### Records supplied
============================================================

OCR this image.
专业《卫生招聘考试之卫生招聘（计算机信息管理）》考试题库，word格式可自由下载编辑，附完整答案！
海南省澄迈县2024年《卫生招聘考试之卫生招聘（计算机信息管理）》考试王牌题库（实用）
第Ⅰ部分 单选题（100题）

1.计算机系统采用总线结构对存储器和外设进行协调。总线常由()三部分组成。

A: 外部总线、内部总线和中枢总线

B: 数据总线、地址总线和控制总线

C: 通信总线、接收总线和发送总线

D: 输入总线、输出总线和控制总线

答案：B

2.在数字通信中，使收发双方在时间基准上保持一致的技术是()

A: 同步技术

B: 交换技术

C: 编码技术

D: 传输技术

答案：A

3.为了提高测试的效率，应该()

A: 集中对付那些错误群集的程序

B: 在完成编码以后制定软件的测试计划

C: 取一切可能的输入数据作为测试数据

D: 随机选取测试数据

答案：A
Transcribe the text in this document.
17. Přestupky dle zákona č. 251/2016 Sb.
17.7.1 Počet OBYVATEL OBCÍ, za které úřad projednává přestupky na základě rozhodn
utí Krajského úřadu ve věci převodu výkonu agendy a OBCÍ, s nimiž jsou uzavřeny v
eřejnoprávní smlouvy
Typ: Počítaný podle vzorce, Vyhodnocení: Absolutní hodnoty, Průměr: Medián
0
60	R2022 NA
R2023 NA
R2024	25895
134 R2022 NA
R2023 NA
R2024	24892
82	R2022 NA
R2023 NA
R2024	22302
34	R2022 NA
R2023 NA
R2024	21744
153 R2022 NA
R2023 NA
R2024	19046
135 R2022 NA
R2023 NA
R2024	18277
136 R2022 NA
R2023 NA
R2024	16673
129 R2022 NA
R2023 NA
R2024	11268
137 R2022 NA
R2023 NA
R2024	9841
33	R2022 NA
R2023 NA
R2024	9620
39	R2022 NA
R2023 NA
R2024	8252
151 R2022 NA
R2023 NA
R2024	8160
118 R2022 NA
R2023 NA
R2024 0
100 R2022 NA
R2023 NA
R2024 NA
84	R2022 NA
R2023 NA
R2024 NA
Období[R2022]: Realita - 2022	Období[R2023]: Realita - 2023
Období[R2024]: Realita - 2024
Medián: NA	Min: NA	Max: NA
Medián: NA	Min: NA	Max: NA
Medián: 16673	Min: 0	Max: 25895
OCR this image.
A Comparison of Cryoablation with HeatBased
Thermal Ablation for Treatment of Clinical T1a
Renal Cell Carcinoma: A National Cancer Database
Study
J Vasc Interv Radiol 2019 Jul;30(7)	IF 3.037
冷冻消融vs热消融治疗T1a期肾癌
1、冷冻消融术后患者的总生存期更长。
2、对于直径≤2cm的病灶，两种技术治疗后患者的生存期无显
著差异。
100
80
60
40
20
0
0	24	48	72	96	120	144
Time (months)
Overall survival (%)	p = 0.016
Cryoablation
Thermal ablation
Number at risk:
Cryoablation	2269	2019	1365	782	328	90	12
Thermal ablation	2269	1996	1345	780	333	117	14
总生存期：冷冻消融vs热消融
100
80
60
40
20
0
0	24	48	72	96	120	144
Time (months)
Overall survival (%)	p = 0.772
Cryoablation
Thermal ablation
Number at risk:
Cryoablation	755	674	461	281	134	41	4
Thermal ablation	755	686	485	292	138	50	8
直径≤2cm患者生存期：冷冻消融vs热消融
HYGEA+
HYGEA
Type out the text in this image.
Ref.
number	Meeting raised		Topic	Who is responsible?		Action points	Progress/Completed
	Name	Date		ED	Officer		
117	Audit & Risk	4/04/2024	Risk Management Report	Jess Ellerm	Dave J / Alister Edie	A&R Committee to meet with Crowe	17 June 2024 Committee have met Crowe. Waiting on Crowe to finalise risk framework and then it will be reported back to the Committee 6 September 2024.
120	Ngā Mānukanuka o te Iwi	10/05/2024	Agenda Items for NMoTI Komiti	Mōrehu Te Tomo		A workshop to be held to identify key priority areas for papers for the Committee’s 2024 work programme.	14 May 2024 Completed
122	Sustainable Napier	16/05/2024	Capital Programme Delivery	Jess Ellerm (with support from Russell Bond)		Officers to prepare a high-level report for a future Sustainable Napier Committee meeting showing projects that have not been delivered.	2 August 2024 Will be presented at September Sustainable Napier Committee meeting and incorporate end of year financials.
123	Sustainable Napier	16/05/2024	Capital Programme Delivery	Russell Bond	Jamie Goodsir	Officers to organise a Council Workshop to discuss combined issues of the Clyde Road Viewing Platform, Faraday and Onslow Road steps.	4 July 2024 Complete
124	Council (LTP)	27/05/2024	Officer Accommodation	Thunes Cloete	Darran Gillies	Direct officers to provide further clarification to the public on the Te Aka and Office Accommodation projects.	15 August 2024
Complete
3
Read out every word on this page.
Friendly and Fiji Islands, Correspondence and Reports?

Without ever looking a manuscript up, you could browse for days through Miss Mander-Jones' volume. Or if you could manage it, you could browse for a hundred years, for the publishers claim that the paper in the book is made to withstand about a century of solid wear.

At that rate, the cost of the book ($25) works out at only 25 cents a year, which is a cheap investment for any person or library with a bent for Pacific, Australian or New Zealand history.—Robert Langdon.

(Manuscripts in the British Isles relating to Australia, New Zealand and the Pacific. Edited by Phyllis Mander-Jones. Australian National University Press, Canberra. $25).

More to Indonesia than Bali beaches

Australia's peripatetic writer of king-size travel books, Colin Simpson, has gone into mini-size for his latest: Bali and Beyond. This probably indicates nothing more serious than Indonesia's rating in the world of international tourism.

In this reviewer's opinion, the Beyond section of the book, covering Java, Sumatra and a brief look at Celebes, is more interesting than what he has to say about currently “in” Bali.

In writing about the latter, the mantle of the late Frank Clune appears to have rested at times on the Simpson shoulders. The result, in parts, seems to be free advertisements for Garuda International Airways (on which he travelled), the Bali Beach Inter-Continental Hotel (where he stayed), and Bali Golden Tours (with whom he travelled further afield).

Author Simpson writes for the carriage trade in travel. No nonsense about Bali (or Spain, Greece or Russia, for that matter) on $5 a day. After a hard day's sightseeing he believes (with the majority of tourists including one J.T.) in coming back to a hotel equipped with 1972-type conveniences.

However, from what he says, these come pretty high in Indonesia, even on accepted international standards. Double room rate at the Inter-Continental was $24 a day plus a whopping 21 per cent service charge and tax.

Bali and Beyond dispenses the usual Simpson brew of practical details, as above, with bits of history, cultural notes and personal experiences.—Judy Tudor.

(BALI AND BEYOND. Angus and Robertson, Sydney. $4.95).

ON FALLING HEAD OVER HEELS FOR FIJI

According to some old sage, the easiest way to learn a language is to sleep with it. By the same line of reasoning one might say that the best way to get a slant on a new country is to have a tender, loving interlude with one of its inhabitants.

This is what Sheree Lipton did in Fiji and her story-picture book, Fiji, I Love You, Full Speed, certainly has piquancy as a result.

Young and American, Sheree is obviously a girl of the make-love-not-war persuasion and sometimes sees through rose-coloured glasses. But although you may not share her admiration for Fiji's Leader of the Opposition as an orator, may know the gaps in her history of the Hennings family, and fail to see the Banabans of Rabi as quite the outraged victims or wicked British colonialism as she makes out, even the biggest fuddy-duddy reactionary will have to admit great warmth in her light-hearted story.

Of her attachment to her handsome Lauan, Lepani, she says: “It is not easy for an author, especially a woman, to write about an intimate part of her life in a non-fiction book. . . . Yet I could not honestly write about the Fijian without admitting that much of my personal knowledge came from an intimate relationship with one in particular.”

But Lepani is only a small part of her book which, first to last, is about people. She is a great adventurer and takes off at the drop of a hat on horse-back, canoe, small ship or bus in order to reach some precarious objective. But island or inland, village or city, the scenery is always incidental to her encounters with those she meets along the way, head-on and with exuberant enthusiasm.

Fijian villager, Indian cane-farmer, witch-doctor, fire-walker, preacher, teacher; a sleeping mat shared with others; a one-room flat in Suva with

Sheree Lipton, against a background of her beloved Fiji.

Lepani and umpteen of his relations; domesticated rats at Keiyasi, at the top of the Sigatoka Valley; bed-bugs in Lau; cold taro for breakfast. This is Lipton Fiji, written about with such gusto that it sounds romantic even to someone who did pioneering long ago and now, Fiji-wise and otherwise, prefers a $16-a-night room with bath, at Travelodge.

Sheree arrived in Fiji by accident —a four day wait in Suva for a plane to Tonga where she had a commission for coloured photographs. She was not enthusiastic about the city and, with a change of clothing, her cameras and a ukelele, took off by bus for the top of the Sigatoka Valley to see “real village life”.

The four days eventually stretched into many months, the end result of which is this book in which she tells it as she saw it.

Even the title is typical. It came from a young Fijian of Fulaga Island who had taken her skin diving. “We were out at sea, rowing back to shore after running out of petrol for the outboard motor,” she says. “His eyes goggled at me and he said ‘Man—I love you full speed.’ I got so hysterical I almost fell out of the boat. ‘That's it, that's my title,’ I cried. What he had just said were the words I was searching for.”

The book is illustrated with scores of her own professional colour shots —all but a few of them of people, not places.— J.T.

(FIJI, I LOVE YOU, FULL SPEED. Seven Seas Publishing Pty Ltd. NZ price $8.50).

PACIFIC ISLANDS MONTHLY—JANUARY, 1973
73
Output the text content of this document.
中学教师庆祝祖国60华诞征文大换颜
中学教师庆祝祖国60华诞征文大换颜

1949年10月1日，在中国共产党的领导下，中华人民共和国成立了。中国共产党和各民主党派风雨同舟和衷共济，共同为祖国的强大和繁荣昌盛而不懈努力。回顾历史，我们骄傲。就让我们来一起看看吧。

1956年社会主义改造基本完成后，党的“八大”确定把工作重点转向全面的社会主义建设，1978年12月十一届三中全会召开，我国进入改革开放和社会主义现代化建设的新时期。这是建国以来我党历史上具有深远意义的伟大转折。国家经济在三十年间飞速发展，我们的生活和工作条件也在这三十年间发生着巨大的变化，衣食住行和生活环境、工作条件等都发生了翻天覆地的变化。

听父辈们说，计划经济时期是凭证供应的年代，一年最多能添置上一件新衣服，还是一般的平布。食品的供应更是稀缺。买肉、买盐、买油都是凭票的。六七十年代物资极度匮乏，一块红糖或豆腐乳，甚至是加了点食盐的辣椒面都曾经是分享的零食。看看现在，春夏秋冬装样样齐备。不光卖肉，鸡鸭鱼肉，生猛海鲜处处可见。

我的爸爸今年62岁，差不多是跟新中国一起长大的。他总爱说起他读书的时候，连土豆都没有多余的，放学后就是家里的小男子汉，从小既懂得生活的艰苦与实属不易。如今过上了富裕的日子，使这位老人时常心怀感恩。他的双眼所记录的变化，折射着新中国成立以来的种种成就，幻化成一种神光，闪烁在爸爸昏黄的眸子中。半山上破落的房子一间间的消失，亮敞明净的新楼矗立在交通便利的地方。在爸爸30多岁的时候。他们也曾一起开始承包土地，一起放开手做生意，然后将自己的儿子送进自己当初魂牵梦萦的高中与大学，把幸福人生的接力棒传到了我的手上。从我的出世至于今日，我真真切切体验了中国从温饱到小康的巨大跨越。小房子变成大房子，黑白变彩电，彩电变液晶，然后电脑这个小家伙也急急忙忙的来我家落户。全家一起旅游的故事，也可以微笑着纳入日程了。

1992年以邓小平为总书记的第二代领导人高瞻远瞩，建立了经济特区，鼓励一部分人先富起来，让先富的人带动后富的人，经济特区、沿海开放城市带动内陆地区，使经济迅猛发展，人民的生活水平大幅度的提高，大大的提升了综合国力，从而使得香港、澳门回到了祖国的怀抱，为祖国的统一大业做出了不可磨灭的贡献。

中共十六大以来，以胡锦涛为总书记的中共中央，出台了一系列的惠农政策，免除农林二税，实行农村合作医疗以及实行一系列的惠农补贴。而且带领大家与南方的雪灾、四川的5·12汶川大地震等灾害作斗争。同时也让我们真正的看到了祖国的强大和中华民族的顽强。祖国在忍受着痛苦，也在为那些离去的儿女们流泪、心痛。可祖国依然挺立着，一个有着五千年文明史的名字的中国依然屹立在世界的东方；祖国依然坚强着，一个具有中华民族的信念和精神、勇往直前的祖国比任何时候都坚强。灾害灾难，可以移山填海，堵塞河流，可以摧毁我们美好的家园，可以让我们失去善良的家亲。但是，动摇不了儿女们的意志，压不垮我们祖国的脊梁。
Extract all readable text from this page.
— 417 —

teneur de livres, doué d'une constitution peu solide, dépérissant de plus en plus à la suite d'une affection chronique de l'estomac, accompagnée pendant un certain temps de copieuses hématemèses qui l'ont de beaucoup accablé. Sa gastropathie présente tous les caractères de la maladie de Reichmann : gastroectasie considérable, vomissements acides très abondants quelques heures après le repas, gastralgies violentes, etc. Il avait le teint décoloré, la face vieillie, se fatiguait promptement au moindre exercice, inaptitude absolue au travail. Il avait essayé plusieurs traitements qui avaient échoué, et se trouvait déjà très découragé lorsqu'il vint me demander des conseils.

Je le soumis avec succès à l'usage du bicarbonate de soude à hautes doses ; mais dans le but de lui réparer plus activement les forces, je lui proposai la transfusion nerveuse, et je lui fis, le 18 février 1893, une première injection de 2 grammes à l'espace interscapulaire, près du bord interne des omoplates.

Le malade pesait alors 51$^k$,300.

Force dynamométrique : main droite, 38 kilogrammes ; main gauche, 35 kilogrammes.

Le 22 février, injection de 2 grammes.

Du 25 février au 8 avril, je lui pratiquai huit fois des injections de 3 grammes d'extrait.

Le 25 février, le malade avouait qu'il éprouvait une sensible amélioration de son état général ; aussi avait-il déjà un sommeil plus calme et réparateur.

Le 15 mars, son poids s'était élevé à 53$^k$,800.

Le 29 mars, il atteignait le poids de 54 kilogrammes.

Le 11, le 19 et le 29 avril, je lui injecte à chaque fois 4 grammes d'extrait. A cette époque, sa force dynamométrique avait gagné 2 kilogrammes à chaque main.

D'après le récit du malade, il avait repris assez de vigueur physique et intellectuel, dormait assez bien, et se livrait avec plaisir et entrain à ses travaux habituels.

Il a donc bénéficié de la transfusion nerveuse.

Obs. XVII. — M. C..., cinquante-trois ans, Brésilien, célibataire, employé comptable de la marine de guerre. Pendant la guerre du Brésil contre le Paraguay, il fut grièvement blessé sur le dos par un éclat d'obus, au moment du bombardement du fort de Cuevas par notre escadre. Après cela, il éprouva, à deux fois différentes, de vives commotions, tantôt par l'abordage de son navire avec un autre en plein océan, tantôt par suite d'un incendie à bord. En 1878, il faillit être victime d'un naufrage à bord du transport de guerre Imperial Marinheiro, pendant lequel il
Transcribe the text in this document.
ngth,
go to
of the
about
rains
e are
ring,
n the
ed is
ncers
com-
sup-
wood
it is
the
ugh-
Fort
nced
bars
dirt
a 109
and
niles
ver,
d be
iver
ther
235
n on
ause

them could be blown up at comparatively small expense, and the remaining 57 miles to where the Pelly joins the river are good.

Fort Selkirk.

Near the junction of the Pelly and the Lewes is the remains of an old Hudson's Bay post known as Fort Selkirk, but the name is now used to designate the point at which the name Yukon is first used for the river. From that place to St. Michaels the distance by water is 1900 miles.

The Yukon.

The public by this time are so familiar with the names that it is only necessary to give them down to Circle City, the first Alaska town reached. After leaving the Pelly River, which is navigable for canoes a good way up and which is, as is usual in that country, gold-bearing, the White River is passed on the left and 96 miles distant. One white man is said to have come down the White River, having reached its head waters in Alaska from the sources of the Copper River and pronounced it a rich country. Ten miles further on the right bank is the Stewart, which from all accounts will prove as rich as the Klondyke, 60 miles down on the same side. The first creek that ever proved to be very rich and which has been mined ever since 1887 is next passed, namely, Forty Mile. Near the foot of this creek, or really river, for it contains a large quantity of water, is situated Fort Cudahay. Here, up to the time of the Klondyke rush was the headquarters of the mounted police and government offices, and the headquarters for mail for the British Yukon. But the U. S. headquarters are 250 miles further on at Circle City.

============================================================

### The request
Report how many lines contain "life". Give nothing but the number.

### Solution to the exercise
2